Figure collection entries
****
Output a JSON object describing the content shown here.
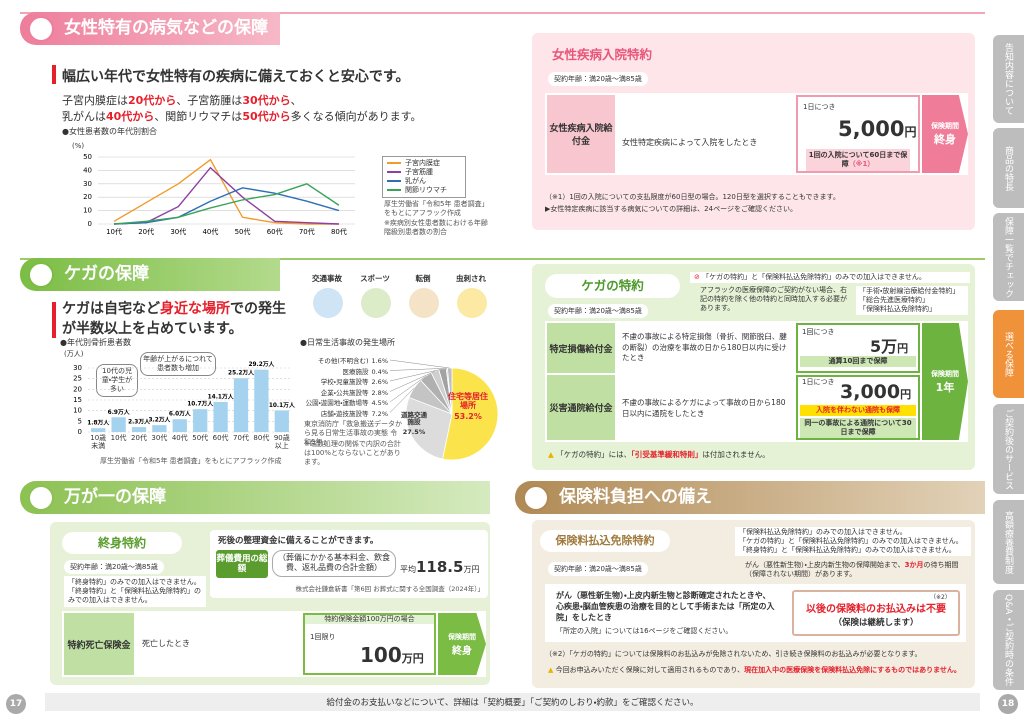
{
  "left_page": {
    "page_number": "17",
    "women": {
      "title": "女性特有の病気などの保障",
      "heading": "幅広い年代で女性特有の疾病に備えておくと安心です。",
      "lead": [
        [
          {
            "text": "子宮内膜症は"
          },
          {
            "text": "20代から",
            "em": true
          },
          {
            "text": "、子宮筋腫は"
          },
          {
            "text": "30代から",
            "em": true
          },
          {
            "text": "、"
          }
        ],
        [
          {
            "text": "乳がんは"
          },
          {
            "text": "40代から",
            "em": true
          },
          {
            "text": "、関節リウマチは"
          },
          {
            "text": "50代から",
            "em": true
          },
          {
            "text": "多くなる傾向があります。"
          }
        ]
      ],
      "chart": {
        "type": "line",
        "title": "●女性患者数の年代別割合",
        "unit": "(%)",
        "categories": [
          "10代",
          "20代",
          "30代",
          "40代",
          "50代",
          "60代",
          "70代",
          "80代"
        ],
        "ylim": [
          0,
          50
        ],
        "yticks": [
          0,
          10,
          20,
          30,
          40,
          50
        ],
        "grid": true,
        "series": [
          {
            "name": "子宮内膜症",
            "color": "#f39a2b",
            "values": [
              2,
              16,
              30,
              48,
              5,
              1,
              0,
              0
            ]
          },
          {
            "name": "子宮筋腫",
            "color": "#8e3fa0",
            "values": [
              0,
              1,
              13,
              42,
              20,
              2,
              1,
              0
            ]
          },
          {
            "name": "乳がん",
            "color": "#2f6fb5",
            "values": [
              0,
              1,
              5,
              17,
              27,
              23,
              17,
              10
            ]
          },
          {
            "name": "関節リウマチ",
            "color": "#3aa35a",
            "values": [
              0,
              2,
              5,
              12,
              18,
              22,
              30,
              14
            ]
          }
        ]
      },
      "source": "厚生労働省「令和5年 患者調査」をもとにアフラック作成",
      "source_note": "※疾病別女性患者数における年齢階級別患者数の割合"
    },
    "injury": {
      "title": "ケガの保障",
      "icons": [
        "交通事故",
        "スポーツ",
        "転倒",
        "虫刺され"
      ],
      "heading": [
        {
          "text": "ケガは自宅など"
        },
        {
          "text": "身近な場所",
          "em": true
        },
        {
          "text": "での発生が半数以上を占めています。"
        }
      ],
      "bar_chart": {
        "type": "bar",
        "title": "●年代別骨折患者数",
        "unit": "(万人)",
        "categories": [
          "10歳未満",
          "10代",
          "20代",
          "30代",
          "40代",
          "50代",
          "60代",
          "70代",
          "80代",
          "90歳以上"
        ],
        "values": [
          1.8,
          6.9,
          2.3,
          3.2,
          6.0,
          10.7,
          14.1,
          25.2,
          29.2,
          10.1
        ],
        "value_labels": [
          "1.8万人",
          "6.9万人",
          "2.3万人",
          "3.2万人",
          "6.0万人",
          "10.7万人",
          "14.1万人",
          "25.2万人",
          "29.2万人",
          "10.1万人"
        ],
        "color": "#a5d3ef",
        "ylim": [
          0,
          30
        ],
        "yticks": [
          0,
          5,
          10,
          15,
          20,
          25,
          30
        ],
        "grid": true,
        "annotations": [
          "10代の児童・学生が多い",
          "年齢が上がるにつれて患者数も増加"
        ]
      },
      "bar_source": "厚生労働省「令和5年 患者調査」をもとにアフラック作成",
      "pie_chart": {
        "type": "pie",
        "title": "●日常生活事故の発生場所",
        "categories": [
          "住宅等居住場所",
          "道路交通施設",
          "店舗・遊技施設等",
          "公園・遊園地・運動場等",
          "企業・公共施設等",
          "学校・児童施設等",
          "医療施設",
          "その他(不明含む)"
        ],
        "values": [
          53.2,
          27.5,
          7.2,
          4.5,
          2.8,
          2.6,
          0.4,
          1.6
        ],
        "value_labels": [
          "53.2%",
          "27.5%",
          "7.2%",
          "4.5%",
          "2.8%",
          "2.6%",
          "0.4%",
          "1.6%"
        ],
        "colors": [
          "#fbe44b",
          "#dcdcdc",
          "#c4c4c4",
          "#b0b0b0",
          "#cfcfcf",
          "#a2a2a2",
          "#8c8c8c",
          "#bdbdbd"
        ]
      },
      "pie_source": "東京消防庁「救急搬送データから見る日常生活事故の実態 令和5年」",
      "pie_note": "※端数処理の関係で内訳の合計は100%とならないことがあります。"
    },
    "death": {
      "title": "万が一の保障",
      "rider": "終身特約",
      "age": "契約年齢：満20歳～満85歳",
      "notes": [
        "「終身特約」のみでの加入はできません。",
        "「終身特約」と「保険料払込免除特約」のみでの加入はできません。"
      ],
      "lead": "死後の整理資金に備えることができます。",
      "funeral_label": "葬儀費用の総額",
      "funeral_detail": "（葬儀にかかる基本料金、飲食費、返礼品費の合計金額）",
      "average_label": "平均",
      "average_value": "118.5",
      "average_unit": "万円",
      "funeral_source": "株式会社鎌倉新書「第6回 お葬式に関する全国調査（2024年）」",
      "benefit": {
        "name": "特約死亡保険金",
        "condition": "死亡したとき",
        "case": "特約保険金額100万円の場合",
        "frequency": "1回限り",
        "amount": "100",
        "unit": "万円",
        "period_label": "保険期間",
        "period": "終身"
      }
    }
  },
  "right_page": {
    "page_number": "18",
    "female_rider": {
      "title": "女性疾病入院特約",
      "age": "契約年齢：満20歳～満85歳",
      "benefit": {
        "name": "女性疾病入院給付金",
        "condition": "女性特定疾病によって入院をしたとき",
        "per": "1日につき",
        "amount": "5,000",
        "unit": "円",
        "limit": "1回の入院について60日まで保障",
        "limit_ref": "（※1）",
        "period_label": "保険期間",
        "period": "終身"
      },
      "notes": [
        "（※1）1回の入院についての支払限度が60日型の場合。120日型を選択することもできます。",
        "▶女性特定疾病に該当する病気についての詳細は、24ページをご確認ください。"
      ]
    },
    "injury_rider": {
      "title": "ケガの特約",
      "age": "契約年齢：満20歳～満85歳",
      "warning": "「ケガの特約」と「保険料払込免除特約」のみでの加入はできません。",
      "info": "アフラックの医療保障のご契約がない場合、右記の特約を除く他の特約と同時加入する必要があります。",
      "exceptions": [
        "「手術・放射線治療給付金特約」",
        "「総合先進医療特約」",
        "「保険料払込免除特約」"
      ],
      "benefits": [
        {
          "name": "特定損傷給付金",
          "condition": "不慮の事故による特定損傷（骨折、関節脱臼、腱の断裂）の治療を事故の日から180日以内に受けたとき",
          "per": "1回につき",
          "amount": "5万",
          "unit": "円",
          "limit": "通算10回まで保障"
        },
        {
          "name": "災害通院給付金",
          "condition": "不慮の事故によるケガによって事故の日から180日以内に通院をしたとき",
          "per": "1日につき",
          "amount": "3,000",
          "unit": "円",
          "highlight": "入院を伴わない通院も保障",
          "limit": "同一の事故による通院について30日まで保障"
        }
      ],
      "period_label": "保険期間",
      "period": "1年",
      "footer": [
        {
          "text": "「ケガの特約」には、"
        },
        {
          "text": "「引受基準緩和特則」",
          "em": true
        },
        {
          "text": "は付加されません。"
        }
      ]
    },
    "premium": {
      "title": "保険料負担への備え",
      "rider": "保険料払込免除特約",
      "age": "契約年齢：満20歳～満85歳",
      "notes": [
        "「保険料払込免除特約」のみでの加入はできません。",
        "「ケガの特約」と「保険料払込免除特約」のみでの加入はできません。",
        "「終身特約」と「保険料払込免除特約」のみでの加入はできません。"
      ],
      "waiting": [
        {
          "text": "がん（悪性新生物）・上皮内新生物の保障開始まで、"
        },
        {
          "text": "3か月",
          "em": true
        },
        {
          "text": "の待ち期間（保障されない期間）があります。"
        }
      ],
      "condition": "がん（悪性新生物）・上皮内新生物と診断確定されたときや、心疾患・脳血管疾患の治療を目的として手術または「所定の入院」をしたとき",
      "condition_note": "「所定の入院」については16ページをご確認ください。",
      "result": "以後の保険料のお払込みは不要",
      "result_sub": "（保険は継続します）",
      "result_ref": "（※2）",
      "note_ref": "（※2）「ケガの特約」については保険料のお払込みが免除されないため、引き続き保険料のお払込みが必要となります。",
      "disclaimer": [
        {
          "text": "今回お申込みいただく保険に対して適用されるものであり、"
        },
        {
          "text": "現在加入中の医療保険を保険料払込免除にするものではありません。",
          "em": true
        }
      ]
    }
  },
  "footer": "給付金のお支払いなどについて、詳細は「契約概要」「ご契約のしおり・約款」をご確認ください。",
  "tabs": [
    {
      "label": "告知内容について"
    },
    {
      "label": "商品の特長"
    },
    {
      "label": "保障一覧でチェック"
    },
    {
      "label": "選べる保障",
      "active": true
    },
    {
      "label": "ご契約後のサービス"
    },
    {
      "label": "高額療養費制度"
    },
    {
      "label": "Q&A・ご契約時の条件"
    }
  ]
}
****
### [Your task]
Pull out each line of the listing that holds the string "終身特約".

### [Expected answer]
      "rider": "終身特約",
        "「終身特約」のみでの加入はできません。",
        "「終身特約」と「保険料払込免除特約」のみでの加入はできません。"
        "「終身特約」と「保険料払込免除特約」のみでの加入はできません。"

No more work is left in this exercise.